* _EXERCISE DETAILS_
Transcribe every entry below word for word, but skip the pictures.

○ ○ ○ ○

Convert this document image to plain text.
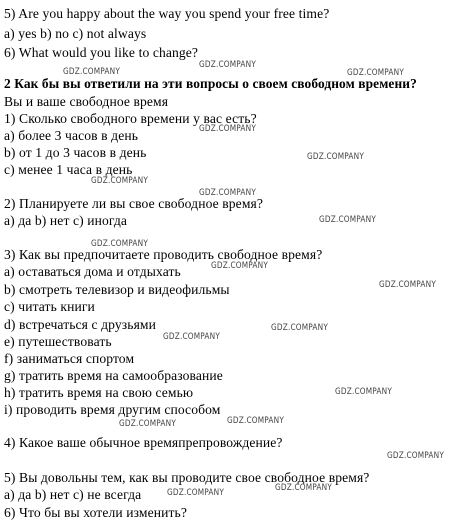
5) Are you happy about the way you spend your free time?
a) yes b) no c) not always
6) What would you like to change?
2 Как бы вы ответили на эти вопросы о своем свободном времени?
Вы и ваше свободное время
1) Сколько свободного времени у вас есть?
а) более 3 часов в день
b) от 1 до 3 часов в день
c) менее 1 часа в день
2) Планируете ли вы свое свободное время?
а) да b) нет c) иногда
3) Как вы предпочитаете проводить свободное время?
а) оставаться дома и отдыхать
b) смотреть телевизор и видеофильмы
c) читать книги
d) встречаться с друзьями
e) путешествовать
f) заниматься спортом
g) тратить время на самообразование
h) тратить время на свою семью
i) проводить время другим способом
4) Какое ваше обычное времяпрепровождение?
5) Вы довольны тем, как вы проводите свое свободное время?
а) да b) нет c) не всегда
6) Что бы вы хотели изменить?
GDZ.COMPANY
GDZ.COMPANY	GDZ.COMPANY
GDZ.COMPANY
GDZ.COMPANY
GDZ.COMPANY
GDZ.COMPANY
GDZ.COMPANY
GDZ.COMPANY
GDZ.COMPANY
GDZ.COMPANY
GDZ.COMPANY
GDZ.COMPANY
GDZ.COMPANY
GDZ.COMPANY
GDZ.COMPANY
GDZ.COMPANY
GDZ.COMPANY
GDZ.COMPANY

○ ○ ○ ○

* _RESPONSE_
Convert this document image to plain text.
5) Are you happy about the way you spend your free time?
a) yes b) no c) not always
6) What would you like to change?
2 Как бы вы ответили на эти вопросы о своем свободном времени?
Вы и ваше свободное время
1) Сколько свободного времени у вас есть?
а) более 3 часов в день
b) от 1 до 3 часов в день
c) менее 1 часа в день
2) Планируете ли вы свое свободное время?
а) да b) нет c) иногда
3) Как вы предпочитаете проводить свободное время?
а) оставаться дома и отдыхать
b) смотреть телевизор и видеофильмы
c) читать книги
d) встречаться с друзьями
e) путешествовать
f) заниматься спортом
g) тратить время на самообразование
h) тратить время на свою семью
i) проводить время другим способом
4) Какое ваше обычное времяпрепровождение?
5) Вы довольны тем, как вы проводите свое свободное время?
а) да b) нет c) не всегда
6) Что бы вы хотели изменить?
GDZ.COMPANY
GDZ.COMPANY	GDZ.COMPANY
GDZ.COMPANY
GDZ.COMPANY
GDZ.COMPANY
GDZ.COMPANY
GDZ.COMPANY
GDZ.COMPANY
GDZ.COMPANY
GDZ.COMPANY
GDZ.COMPANY
GDZ.COMPANY
GDZ.COMPANY
GDZ.COMPANY
GDZ.COMPANY
GDZ.COMPANY
GDZ.COMPANY
GDZ.COMPANY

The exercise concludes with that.